# EXERCISE DESCRIPTION
Convert the entries from their first line through the line containing "- legend-item-1: 下跌: [1071, 372, 1207, 436]", both ends included, into a JSON list of strings with one string per line and blank lines left out.

# EXERCISE DATA

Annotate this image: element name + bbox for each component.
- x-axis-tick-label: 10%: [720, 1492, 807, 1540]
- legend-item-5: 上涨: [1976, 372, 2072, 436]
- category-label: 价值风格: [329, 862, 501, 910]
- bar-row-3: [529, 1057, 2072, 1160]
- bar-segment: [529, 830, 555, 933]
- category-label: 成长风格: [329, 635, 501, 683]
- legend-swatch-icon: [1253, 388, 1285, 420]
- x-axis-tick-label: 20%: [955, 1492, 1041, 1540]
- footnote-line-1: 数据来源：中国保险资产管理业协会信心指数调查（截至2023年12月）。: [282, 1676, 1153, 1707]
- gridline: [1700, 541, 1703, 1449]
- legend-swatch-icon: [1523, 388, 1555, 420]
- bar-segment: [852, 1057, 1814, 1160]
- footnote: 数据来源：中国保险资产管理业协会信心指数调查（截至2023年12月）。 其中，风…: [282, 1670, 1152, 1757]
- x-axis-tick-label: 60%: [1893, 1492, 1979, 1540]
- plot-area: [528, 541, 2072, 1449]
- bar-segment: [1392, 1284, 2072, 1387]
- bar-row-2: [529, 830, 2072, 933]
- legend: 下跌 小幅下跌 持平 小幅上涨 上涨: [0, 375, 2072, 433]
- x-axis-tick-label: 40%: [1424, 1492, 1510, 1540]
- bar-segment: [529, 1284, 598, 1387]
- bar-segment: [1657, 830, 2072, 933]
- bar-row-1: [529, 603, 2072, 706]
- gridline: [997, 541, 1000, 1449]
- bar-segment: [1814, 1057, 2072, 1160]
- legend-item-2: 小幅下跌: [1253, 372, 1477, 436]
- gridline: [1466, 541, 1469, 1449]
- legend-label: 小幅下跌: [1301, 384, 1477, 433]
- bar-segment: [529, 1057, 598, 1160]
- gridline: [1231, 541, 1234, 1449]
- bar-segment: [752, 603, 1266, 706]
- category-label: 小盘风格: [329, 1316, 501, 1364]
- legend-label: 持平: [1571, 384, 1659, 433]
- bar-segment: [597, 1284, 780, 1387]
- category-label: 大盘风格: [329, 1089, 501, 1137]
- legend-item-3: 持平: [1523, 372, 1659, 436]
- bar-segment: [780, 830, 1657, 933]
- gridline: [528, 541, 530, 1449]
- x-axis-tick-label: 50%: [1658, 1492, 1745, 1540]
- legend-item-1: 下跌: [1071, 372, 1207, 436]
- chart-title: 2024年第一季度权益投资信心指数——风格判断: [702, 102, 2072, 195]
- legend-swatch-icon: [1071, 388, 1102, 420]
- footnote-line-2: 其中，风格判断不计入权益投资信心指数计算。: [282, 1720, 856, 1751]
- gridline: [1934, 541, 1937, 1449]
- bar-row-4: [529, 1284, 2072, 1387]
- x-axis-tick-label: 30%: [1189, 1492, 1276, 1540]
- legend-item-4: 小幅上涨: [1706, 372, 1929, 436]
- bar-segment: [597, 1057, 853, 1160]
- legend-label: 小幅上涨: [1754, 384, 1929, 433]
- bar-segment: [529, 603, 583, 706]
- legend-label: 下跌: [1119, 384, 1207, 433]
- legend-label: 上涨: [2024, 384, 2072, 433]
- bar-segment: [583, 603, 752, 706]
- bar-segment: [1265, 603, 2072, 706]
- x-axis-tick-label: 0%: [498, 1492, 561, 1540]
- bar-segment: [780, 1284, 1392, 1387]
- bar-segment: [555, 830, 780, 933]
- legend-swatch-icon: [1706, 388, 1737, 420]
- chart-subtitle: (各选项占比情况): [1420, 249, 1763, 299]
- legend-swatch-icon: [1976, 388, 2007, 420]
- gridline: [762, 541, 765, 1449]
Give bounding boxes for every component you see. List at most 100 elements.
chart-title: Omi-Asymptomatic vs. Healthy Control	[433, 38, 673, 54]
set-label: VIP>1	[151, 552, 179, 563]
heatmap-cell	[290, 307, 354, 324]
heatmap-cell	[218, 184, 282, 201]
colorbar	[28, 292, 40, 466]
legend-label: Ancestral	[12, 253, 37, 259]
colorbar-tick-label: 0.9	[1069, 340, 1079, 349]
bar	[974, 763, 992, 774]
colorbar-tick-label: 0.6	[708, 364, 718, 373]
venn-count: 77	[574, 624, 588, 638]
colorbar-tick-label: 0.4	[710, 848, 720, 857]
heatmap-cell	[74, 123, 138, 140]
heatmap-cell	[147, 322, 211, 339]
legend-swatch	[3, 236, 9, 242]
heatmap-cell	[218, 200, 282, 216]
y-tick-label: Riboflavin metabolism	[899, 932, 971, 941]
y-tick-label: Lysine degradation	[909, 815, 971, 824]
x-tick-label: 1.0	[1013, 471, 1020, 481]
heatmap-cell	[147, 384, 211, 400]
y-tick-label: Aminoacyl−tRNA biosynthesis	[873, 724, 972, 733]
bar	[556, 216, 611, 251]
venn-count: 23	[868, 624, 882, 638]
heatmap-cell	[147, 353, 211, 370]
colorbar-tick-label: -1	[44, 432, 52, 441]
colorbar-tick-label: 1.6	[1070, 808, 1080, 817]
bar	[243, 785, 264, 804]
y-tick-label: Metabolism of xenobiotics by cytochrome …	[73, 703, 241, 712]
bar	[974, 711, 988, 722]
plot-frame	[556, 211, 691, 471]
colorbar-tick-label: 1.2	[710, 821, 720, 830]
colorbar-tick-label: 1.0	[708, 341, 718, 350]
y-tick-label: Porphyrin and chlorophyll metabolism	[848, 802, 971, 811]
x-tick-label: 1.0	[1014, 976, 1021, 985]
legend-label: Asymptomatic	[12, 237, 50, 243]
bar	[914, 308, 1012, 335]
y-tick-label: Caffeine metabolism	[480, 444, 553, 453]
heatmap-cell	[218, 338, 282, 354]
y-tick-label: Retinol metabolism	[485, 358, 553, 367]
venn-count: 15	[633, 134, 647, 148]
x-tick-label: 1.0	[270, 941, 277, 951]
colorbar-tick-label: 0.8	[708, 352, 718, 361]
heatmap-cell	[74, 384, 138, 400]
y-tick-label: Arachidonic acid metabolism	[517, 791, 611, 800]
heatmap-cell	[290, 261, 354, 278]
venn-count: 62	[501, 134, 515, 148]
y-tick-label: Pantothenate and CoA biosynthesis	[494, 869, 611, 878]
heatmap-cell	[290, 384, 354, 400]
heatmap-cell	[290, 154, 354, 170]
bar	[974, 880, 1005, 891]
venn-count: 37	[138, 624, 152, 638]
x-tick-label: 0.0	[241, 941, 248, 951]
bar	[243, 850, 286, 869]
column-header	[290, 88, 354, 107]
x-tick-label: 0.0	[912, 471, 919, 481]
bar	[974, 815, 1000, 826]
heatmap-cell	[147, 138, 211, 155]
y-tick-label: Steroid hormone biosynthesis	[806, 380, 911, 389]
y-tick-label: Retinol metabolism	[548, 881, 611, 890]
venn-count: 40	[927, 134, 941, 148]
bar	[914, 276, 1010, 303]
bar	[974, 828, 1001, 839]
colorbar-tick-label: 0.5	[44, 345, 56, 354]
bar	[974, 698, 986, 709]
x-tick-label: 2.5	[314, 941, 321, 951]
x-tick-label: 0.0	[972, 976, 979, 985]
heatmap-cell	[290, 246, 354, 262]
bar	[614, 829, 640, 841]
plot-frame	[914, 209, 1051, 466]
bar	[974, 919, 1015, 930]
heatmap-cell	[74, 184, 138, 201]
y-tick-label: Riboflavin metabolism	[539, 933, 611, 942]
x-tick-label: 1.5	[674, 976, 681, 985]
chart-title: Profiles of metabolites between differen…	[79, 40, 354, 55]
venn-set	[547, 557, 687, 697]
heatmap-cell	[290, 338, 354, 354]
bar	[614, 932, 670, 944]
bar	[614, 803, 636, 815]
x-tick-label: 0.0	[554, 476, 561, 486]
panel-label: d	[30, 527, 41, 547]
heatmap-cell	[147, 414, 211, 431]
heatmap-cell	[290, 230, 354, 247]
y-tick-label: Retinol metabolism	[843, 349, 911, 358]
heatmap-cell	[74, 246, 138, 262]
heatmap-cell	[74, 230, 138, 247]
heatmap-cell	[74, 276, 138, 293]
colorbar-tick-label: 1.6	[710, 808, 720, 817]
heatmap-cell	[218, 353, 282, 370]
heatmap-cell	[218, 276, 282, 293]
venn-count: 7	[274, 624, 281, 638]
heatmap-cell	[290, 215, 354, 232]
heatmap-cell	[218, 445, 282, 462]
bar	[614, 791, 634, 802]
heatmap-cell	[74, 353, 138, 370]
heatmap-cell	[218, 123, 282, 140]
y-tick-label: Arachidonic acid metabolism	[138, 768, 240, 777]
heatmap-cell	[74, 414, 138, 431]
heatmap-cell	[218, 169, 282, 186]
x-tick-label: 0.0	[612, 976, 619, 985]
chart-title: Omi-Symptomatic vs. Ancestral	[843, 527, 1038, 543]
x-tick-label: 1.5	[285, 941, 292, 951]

# FULL SOLUTION
[
  "Annotate this image: element name + bbox for each component.",
  "- x-axis-tick-label: 10%: [720, 1492, 807, 1540]",
  "- legend-item-5: 上涨: [1976, 372, 2072, 436]",
  "- category-label: 价值风格: [329, 862, 501, 910]",
  "- bar-row-3: [529, 1057, 2072, 1160]",
  "- bar-segment: [529, 830, 555, 933]",
  "- category-label: 成长风格: [329, 635, 501, 683]",
  "- legend-swatch-icon: [1253, 388, 1285, 420]",
  "- x-axis-tick-label: 20%: [955, 1492, 1041, 1540]",
  "- footnote-line-1: 数据来源：中国保险资产管理业协会信心指数调查（截至2023年12月）。: [282, 1676, 1153, 1707]",
  "- gridline: [1700, 541, 1703, 1449]",
  "- legend-swatch-icon: [1523, 388, 1555, 420]",
  "- bar-segment: [852, 1057, 1814, 1160]",
  "- footnote: 数据来源：中国保险资产管理业协会信心指数调查（截至2023年12月）。 其中，风…: [282, 1670, 1152, 1757]",
  "- x-axis-tick-label: 60%: [1893, 1492, 1979, 1540]",
  "- plot-area: [528, 541, 2072, 1449]",
  "- bar-segment: [1392, 1284, 2072, 1387]",
  "- bar-row-2: [529, 830, 2072, 933]",
  "- legend: 下跌 小幅下跌 持平 小幅上涨 上涨: [0, 375, 2072, 433]",
  "- x-axis-tick-label: 40%: [1424, 1492, 1510, 1540]",
  "- bar-segment: [529, 1284, 598, 1387]",
  "- bar-segment: [1657, 830, 2072, 933]",
  "- bar-row-1: [529, 603, 2072, 706]",
  "- gridline: [997, 541, 1000, 1449]",
  "- bar-segment: [1814, 1057, 2072, 1160]",
  "- legend-item-2: 小幅下跌: [1253, 372, 1477, 436]",
  "- gridline: [1466, 541, 1469, 1449]",
  "- legend-label: 小幅下跌: [1301, 384, 1477, 433]",
  "- bar-segment: [529, 1057, 598, 1160]",
  "- gridline: [1231, 541, 1234, 1449]",
  "- bar-segment: [752, 603, 1266, 706]",
  "- category-label: 小盘风格: [329, 1316, 501, 1364]",
  "- legend-label: 持平: [1571, 384, 1659, 433]",
  "- bar-segment: [597, 1284, 780, 1387]",
  "- category-label: 大盘风格: [329, 1089, 501, 1137]",
  "- legend-item-3: 持平: [1523, 372, 1659, 436]",
  "- bar-segment: [780, 830, 1657, 933]",
  "- gridline: [528, 541, 530, 1449]",
  "- x-axis-tick-label: 50%: [1658, 1492, 1745, 1540]",
  "- legend-item-1: 下跌: [1071, 372, 1207, 436]"
]